_TASK REQUIREMENTS_. Return all entries precisely as they stand, without the images.

_DATASET RECORDS_.
Begin

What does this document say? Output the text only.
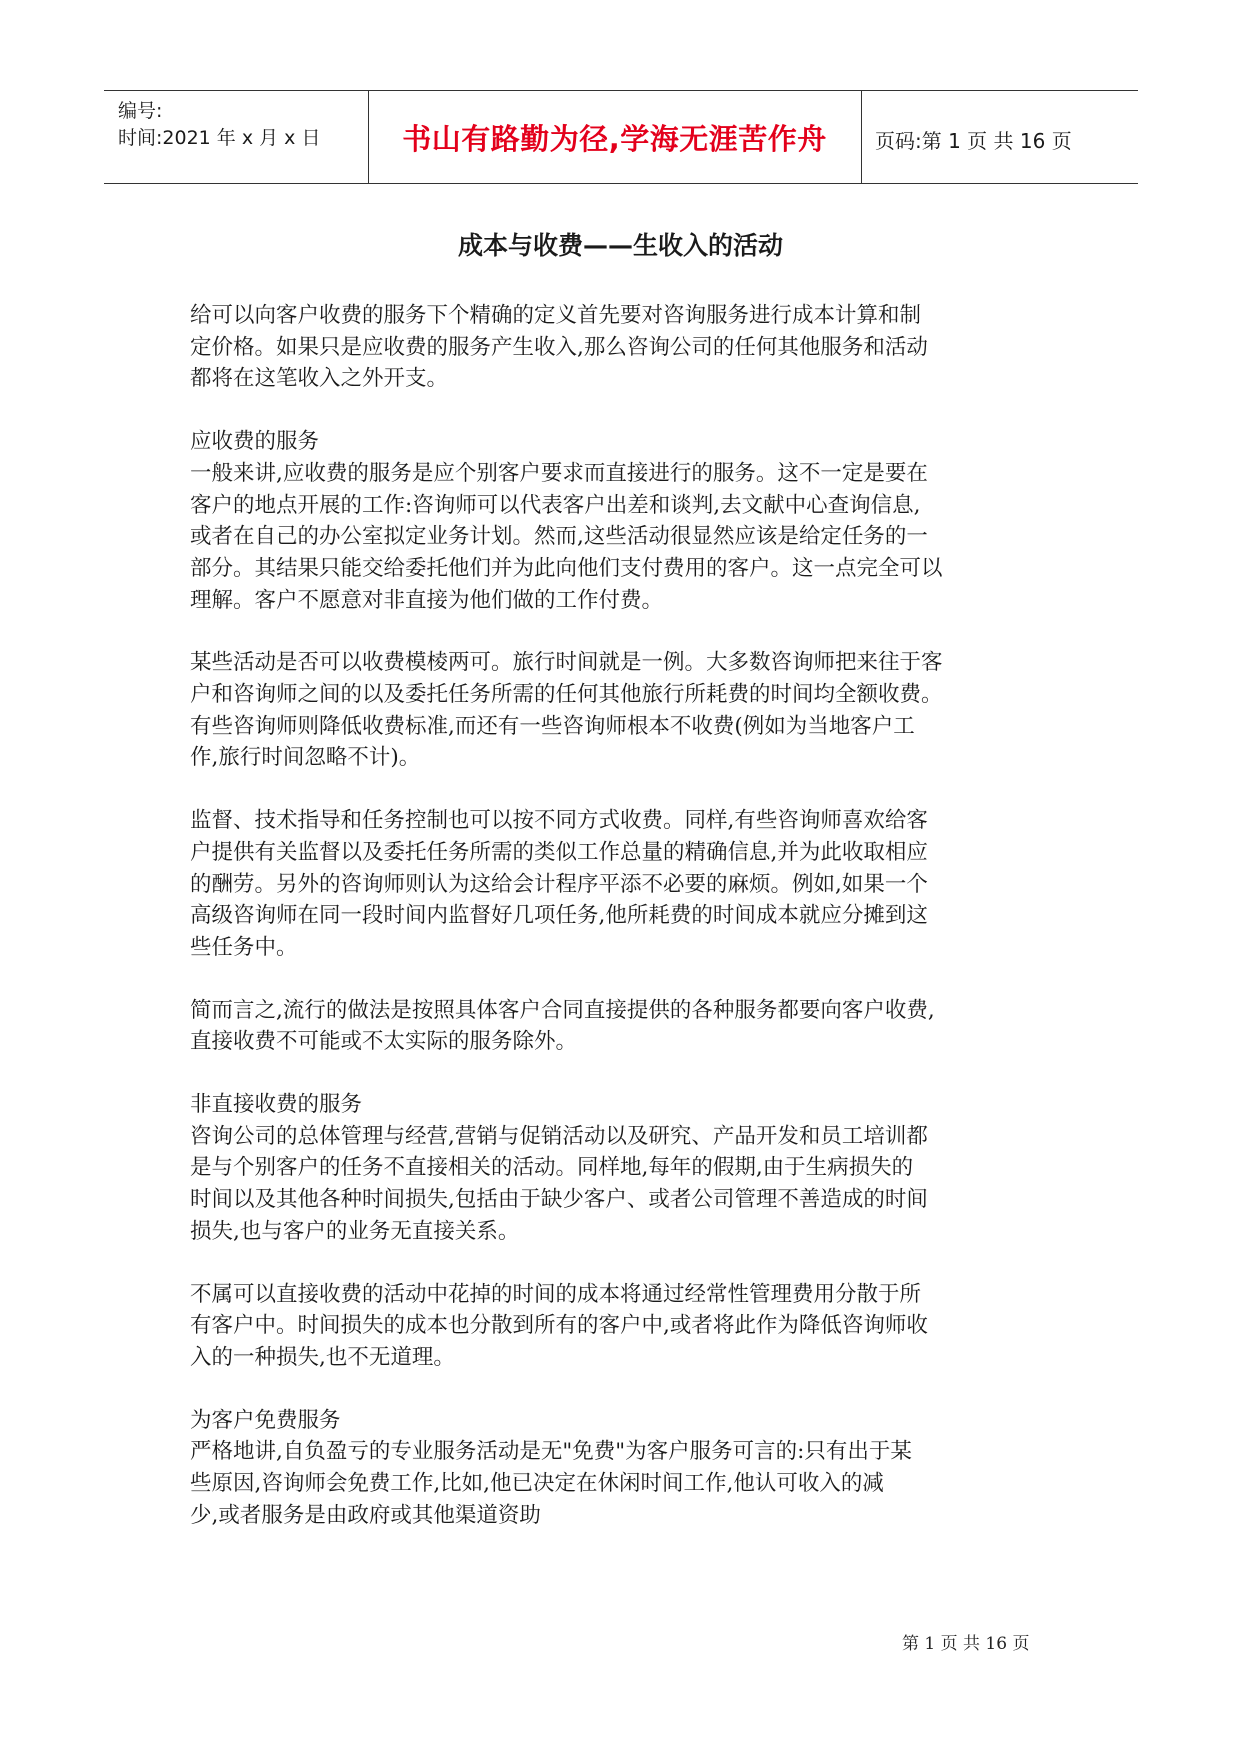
编号:
时间:2021 年 x 月 x 日	书山有路勤为径,学海无涯苦作舟	页码:第 1 页 共 16 页
成本与收费——生收入的活动

给可以向客户收费的服务下个精确的定义首先要对咨询服务进行成本计算和制

定价格。如果只是应收费的服务产生收入,那么咨询公司的任何其他服务和活动

都将在这笔收入之外开支。

应收费的服务

一般来讲,应收费的服务是应个别客户要求而直接进行的服务。这不一定是要在

客户的地点开展的工作:咨询师可以代表客户出差和谈判,去文献中心查询信息,

或者在自己的办公室拟定业务计划。然而,这些活动很显然应该是给定任务的一

部分。其结果只能交给委托他们并为此向他们支付费用的客户。这一点完全可以

理解。客户不愿意对非直接为他们做的工作付费。

某些活动是否可以收费模棱两可。旅行时间就是一例。大多数咨询师把来往于客

户和咨询师之间的以及委托任务所需的任何其他旅行所耗费的时间均全额收费。

有些咨询师则降低收费标准,而还有一些咨询师根本不收费(例如为当地客户工

作,旅行时间忽略不计)。

监督、技术指导和任务控制也可以按不同方式收费。同样,有些咨询师喜欢给客

户提供有关监督以及委托任务所需的类似工作总量的精确信息,并为此收取相应

的酬劳。另外的咨询师则认为这给会计程序平添不必要的麻烦。例如,如果一个

高级咨询师在同一段时间内监督好几项任务,他所耗费的时间成本就应分摊到这

些任务中。

简而言之,流行的做法是按照具体客户合同直接提供的各种服务都要向客户收费,

直接收费不可能或不太实际的服务除外。

非直接收费的服务

咨询公司的总体管理与经营,营销与促销活动以及研究、产品开发和员工培训都

是与个别客户的任务不直接相关的活动。同样地,每年的假期,由于生病损失的

时间以及其他各种时间损失,包括由于缺少客户、或者公司管理不善造成的时间

损失,也与客户的业务无直接关系。

不属可以直接收费的活动中花掉的时间的成本将通过经常性管理费用分散于所

有客户中。时间损失的成本也分散到所有的客户中,或者将此作为降低咨询师收

入的一种损失,也不无道理。

为客户免费服务

严格地讲,自负盈亏的专业服务活动是无"免费"为客户服务可言的:只有出于某

些原因,咨询师会免费工作,比如,他已决定在休闲时间工作,他认可收入的减

少,或者服务是由政府或其他渠道资助

第 1 页 共 16 页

End

_RESPONSE TO THE TASK_.
What does this document say? Output the text only.
编号:
时间:2021 年 x 月 x 日	书山有路勤为径,学海无涯苦作舟	页码:第 1 页 共 16 页
成本与收费——生收入的活动

给可以向客户收费的服务下个精确的定义首先要对咨询服务进行成本计算和制

定价格。如果只是应收费的服务产生收入,那么咨询公司的任何其他服务和活动

都将在这笔收入之外开支。

应收费的服务

一般来讲,应收费的服务是应个别客户要求而直接进行的服务。这不一定是要在

客户的地点开展的工作:咨询师可以代表客户出差和谈判,去文献中心查询信息,

或者在自己的办公室拟定业务计划。然而,这些活动很显然应该是给定任务的一

部分。其结果只能交给委托他们并为此向他们支付费用的客户。这一点完全可以

理解。客户不愿意对非直接为他们做的工作付费。

某些活动是否可以收费模棱两可。旅行时间就是一例。大多数咨询师把来往于客

户和咨询师之间的以及委托任务所需的任何其他旅行所耗费的时间均全额收费。

有些咨询师则降低收费标准,而还有一些咨询师根本不收费(例如为当地客户工

作,旅行时间忽略不计)。

监督、技术指导和任务控制也可以按不同方式收费。同样,有些咨询师喜欢给客

户提供有关监督以及委托任务所需的类似工作总量的精确信息,并为此收取相应

的酬劳。另外的咨询师则认为这给会计程序平添不必要的麻烦。例如,如果一个

高级咨询师在同一段时间内监督好几项任务,他所耗费的时间成本就应分摊到这

些任务中。

简而言之,流行的做法是按照具体客户合同直接提供的各种服务都要向客户收费,

直接收费不可能或不太实际的服务除外。

非直接收费的服务

咨询公司的总体管理与经营,营销与促销活动以及研究、产品开发和员工培训都

是与个别客户的任务不直接相关的活动。同样地,每年的假期,由于生病损失的

时间以及其他各种时间损失,包括由于缺少客户、或者公司管理不善造成的时间

损失,也与客户的业务无直接关系。

不属可以直接收费的活动中花掉的时间的成本将通过经常性管理费用分散于所

有客户中。时间损失的成本也分散到所有的客户中,或者将此作为降低咨询师收

入的一种损失,也不无道理。

为客户免费服务

严格地讲,自负盈亏的专业服务活动是无"免费"为客户服务可言的:只有出于某

些原因,咨询师会免费工作,比如,他已决定在休闲时间工作,他认可收入的减

少,或者服务是由政府或其他渠道资助

第 1 页 共 16 页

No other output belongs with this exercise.